— Begin —

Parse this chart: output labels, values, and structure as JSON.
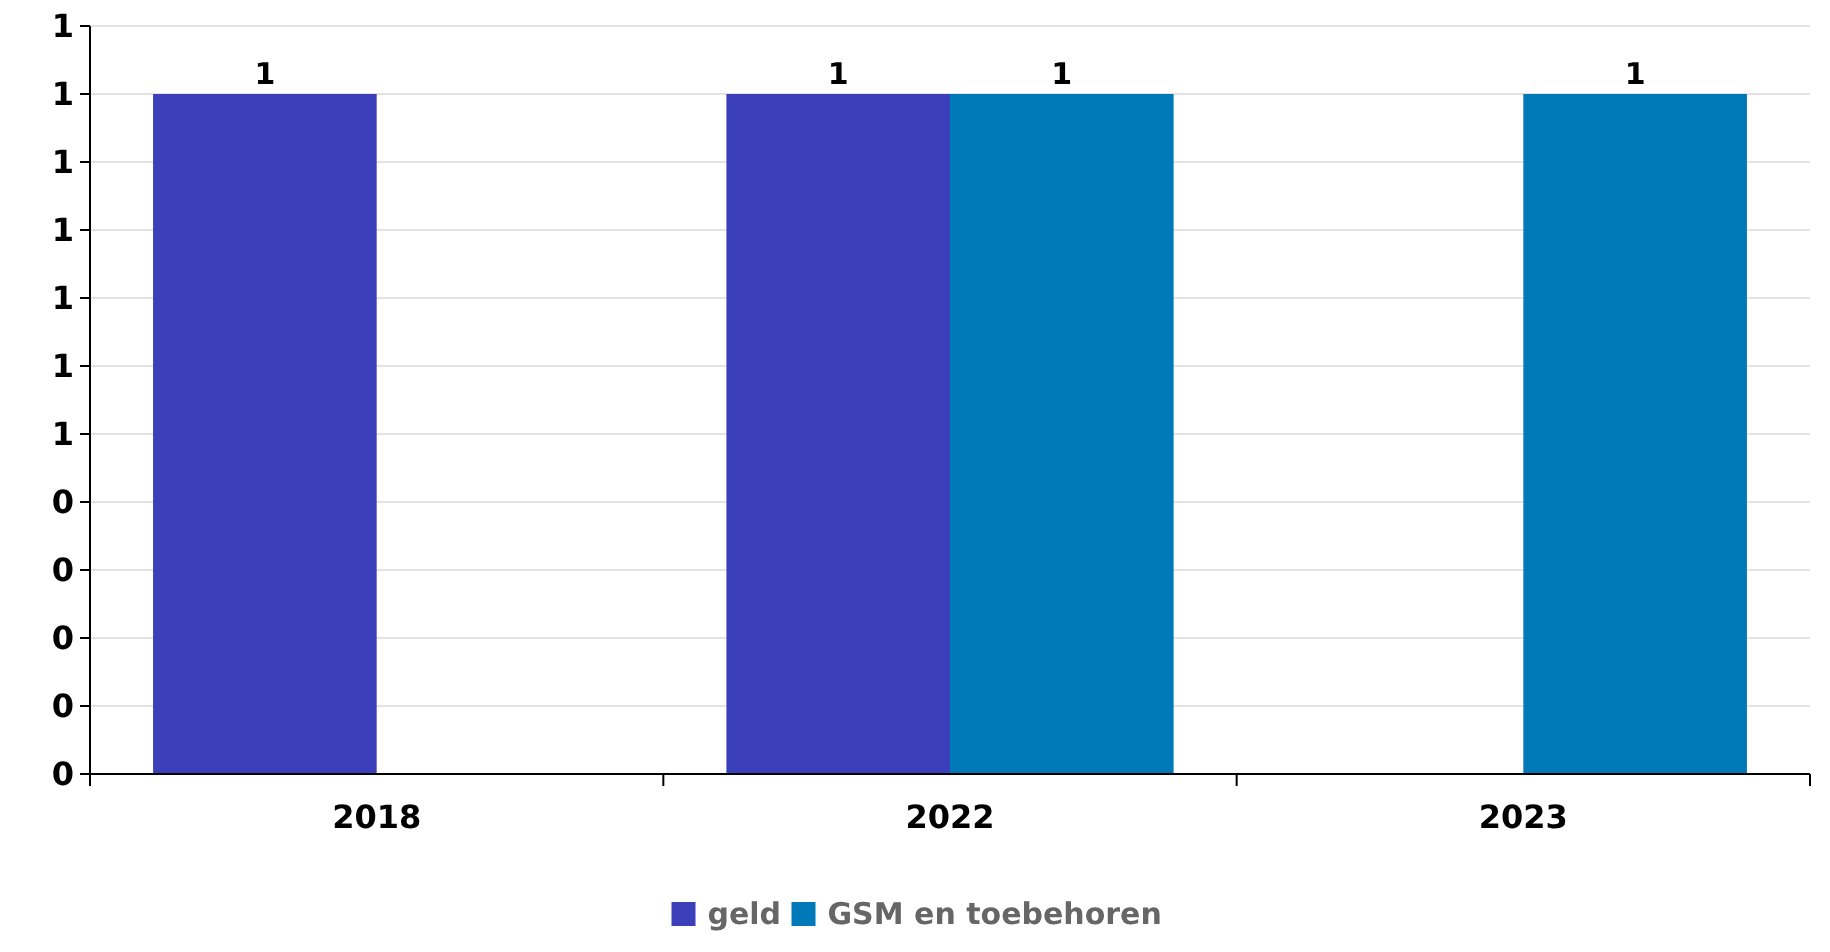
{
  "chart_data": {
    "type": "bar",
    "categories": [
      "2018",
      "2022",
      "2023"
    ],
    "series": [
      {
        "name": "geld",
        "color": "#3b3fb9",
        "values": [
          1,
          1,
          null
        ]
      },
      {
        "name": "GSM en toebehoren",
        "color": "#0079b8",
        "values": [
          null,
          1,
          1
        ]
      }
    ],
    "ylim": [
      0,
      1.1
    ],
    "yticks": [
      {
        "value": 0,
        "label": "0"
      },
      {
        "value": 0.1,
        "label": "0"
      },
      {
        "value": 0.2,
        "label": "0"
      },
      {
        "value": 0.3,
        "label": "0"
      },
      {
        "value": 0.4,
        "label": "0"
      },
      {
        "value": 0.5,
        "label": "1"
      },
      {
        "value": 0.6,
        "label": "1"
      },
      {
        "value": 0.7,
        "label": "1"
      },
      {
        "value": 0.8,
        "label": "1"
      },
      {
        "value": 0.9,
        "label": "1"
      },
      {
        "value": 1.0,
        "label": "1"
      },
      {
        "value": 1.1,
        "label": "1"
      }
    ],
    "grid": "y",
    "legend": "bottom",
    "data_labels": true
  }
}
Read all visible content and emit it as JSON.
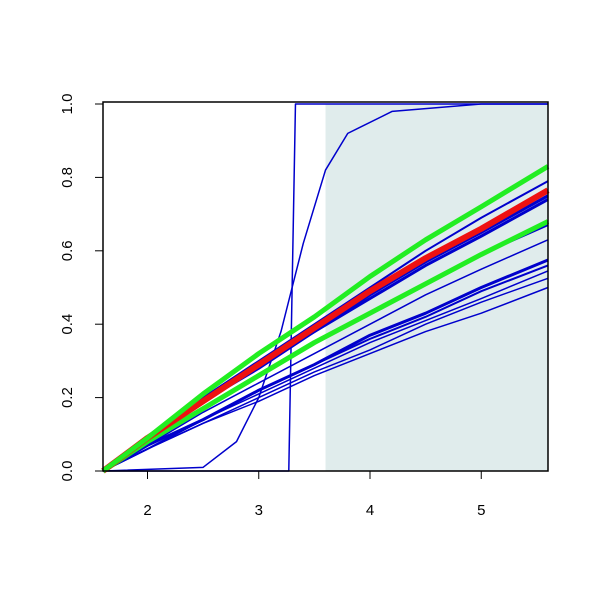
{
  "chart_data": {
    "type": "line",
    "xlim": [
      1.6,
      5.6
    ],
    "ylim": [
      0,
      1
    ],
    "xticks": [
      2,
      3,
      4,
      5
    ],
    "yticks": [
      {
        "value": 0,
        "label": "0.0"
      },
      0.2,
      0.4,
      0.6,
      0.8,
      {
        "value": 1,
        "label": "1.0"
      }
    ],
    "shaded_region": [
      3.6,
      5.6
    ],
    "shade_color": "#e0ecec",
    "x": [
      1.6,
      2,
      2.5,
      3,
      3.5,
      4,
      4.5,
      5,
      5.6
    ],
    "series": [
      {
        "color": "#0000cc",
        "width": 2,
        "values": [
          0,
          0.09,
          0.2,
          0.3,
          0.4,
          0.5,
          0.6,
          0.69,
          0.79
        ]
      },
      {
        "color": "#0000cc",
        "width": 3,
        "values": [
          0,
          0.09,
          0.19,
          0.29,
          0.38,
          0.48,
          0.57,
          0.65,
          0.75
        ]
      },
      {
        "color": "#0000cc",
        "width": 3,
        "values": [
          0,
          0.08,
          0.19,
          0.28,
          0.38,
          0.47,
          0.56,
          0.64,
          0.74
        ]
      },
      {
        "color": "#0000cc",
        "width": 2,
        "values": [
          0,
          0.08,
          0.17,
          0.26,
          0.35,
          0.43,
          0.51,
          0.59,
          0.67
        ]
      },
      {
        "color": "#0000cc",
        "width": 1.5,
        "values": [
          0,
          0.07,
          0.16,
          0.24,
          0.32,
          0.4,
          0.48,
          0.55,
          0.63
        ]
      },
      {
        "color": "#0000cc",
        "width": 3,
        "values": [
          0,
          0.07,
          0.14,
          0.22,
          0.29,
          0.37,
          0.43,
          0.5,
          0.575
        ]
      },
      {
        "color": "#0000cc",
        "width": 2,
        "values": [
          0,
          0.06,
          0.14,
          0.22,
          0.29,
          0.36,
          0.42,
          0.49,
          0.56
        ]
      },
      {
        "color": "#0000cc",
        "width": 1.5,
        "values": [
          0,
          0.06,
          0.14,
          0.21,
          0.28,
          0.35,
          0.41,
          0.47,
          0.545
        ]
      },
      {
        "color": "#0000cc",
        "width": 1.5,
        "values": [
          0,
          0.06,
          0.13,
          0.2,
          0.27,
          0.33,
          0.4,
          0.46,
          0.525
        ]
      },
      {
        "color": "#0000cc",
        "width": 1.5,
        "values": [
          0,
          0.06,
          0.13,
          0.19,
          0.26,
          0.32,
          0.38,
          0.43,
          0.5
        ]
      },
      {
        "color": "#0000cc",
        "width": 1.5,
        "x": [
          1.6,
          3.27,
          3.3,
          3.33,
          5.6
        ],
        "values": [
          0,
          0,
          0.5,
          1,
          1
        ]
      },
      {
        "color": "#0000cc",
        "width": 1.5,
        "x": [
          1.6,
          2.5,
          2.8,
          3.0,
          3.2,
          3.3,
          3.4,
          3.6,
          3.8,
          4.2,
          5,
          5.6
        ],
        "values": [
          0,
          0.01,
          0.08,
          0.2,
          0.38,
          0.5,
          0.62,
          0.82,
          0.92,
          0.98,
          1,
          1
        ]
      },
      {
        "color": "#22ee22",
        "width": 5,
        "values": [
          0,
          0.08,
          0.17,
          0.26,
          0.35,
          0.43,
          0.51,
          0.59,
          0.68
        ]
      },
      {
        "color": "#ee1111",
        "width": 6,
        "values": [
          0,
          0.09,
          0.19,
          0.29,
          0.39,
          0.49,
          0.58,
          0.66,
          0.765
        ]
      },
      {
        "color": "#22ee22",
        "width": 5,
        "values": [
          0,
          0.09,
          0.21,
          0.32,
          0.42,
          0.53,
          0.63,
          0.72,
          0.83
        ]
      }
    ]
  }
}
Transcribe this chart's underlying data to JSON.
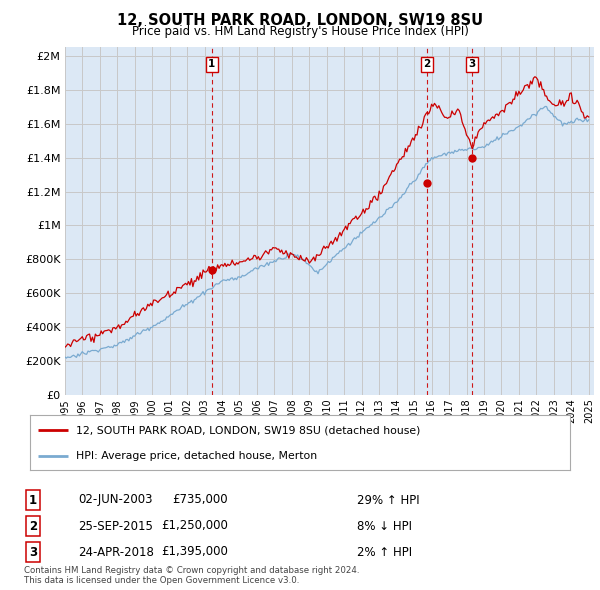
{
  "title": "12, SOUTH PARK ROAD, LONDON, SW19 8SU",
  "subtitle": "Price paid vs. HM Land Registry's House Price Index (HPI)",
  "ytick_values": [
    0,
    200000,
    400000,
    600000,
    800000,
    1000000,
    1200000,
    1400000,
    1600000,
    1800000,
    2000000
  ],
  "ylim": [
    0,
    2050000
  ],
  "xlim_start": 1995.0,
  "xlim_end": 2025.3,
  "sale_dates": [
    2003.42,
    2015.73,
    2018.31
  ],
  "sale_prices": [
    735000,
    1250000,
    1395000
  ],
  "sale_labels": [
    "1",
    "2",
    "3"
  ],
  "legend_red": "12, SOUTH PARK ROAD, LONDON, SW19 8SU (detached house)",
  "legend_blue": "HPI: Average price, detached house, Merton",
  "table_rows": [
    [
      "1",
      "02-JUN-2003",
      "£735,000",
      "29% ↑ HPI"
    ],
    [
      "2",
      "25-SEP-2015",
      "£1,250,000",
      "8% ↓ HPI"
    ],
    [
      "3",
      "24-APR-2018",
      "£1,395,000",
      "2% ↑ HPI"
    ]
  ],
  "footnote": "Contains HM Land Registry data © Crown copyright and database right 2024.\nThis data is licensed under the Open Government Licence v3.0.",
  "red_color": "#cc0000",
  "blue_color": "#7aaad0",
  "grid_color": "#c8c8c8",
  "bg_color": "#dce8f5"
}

— End —

(Directive)
Check each line above for the word "PARK" and say how many have it, with nothing else.

(Output of the exercise)
2